■ **Aim**: Return a copy of every line in the records that includes the word "name".

■ **Supplied records**:
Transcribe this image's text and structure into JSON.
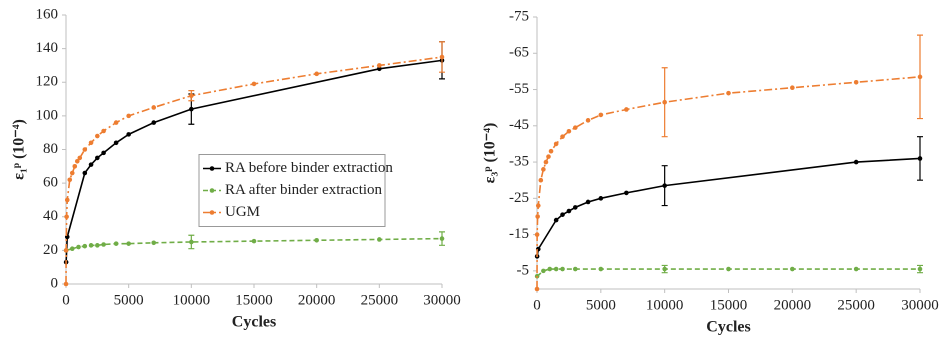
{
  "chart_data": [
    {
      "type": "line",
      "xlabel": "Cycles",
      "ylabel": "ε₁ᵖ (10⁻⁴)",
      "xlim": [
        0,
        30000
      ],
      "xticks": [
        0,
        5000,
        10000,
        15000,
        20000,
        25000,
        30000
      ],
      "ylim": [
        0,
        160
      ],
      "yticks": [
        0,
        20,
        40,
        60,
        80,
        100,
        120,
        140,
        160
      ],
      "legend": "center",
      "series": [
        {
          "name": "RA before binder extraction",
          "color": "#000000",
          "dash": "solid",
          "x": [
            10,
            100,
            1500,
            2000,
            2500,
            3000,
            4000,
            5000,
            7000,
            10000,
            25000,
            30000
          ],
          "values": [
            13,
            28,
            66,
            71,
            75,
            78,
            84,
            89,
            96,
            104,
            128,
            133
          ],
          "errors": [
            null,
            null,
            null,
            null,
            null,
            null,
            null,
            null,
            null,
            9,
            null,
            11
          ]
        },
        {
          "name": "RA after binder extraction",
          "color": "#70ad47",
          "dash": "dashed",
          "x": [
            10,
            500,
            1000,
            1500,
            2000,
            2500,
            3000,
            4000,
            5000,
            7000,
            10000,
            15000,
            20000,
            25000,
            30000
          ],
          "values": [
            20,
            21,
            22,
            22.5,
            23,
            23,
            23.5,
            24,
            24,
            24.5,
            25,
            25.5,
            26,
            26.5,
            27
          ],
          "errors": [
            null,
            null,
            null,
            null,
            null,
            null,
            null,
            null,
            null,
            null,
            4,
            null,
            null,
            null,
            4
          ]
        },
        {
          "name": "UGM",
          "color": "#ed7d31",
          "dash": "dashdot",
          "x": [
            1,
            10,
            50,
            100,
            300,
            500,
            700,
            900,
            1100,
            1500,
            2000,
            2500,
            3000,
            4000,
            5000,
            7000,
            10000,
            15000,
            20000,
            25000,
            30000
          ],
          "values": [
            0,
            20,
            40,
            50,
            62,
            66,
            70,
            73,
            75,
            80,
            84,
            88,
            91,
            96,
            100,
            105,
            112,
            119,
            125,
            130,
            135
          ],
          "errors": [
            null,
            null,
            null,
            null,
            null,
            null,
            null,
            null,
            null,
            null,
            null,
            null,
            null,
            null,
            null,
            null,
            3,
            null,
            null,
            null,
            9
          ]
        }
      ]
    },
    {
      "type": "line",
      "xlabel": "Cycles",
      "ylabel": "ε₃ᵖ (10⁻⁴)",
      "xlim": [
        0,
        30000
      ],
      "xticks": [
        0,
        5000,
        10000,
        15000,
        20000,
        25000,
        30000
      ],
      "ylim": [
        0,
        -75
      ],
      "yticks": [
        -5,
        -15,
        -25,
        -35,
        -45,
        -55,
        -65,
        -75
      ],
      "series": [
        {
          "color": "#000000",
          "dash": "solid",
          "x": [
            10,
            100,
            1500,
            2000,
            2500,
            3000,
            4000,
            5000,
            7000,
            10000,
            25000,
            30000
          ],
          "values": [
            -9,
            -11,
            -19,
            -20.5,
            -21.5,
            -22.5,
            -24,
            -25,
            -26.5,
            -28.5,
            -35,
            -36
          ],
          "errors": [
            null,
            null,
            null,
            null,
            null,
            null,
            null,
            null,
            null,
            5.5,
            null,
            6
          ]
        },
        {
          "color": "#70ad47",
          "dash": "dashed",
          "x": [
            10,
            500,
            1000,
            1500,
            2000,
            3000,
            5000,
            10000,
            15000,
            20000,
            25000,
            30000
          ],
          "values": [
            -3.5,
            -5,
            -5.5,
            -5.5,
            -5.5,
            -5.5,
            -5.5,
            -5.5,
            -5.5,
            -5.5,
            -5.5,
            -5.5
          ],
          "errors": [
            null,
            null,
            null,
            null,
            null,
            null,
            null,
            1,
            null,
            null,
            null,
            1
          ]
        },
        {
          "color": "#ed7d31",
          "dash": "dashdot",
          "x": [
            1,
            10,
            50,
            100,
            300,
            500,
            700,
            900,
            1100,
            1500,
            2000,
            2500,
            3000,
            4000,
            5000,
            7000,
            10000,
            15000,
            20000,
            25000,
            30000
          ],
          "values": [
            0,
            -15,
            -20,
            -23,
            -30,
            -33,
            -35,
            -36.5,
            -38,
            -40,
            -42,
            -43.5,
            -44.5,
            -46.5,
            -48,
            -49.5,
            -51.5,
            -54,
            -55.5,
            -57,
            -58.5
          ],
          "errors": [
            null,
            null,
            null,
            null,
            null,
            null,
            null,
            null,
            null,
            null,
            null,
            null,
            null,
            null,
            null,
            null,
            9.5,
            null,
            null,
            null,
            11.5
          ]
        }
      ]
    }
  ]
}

■ **Reply**:
          "name": "RA before binder extraction",
          "name": "RA after binder extraction",
          "name": "UGM",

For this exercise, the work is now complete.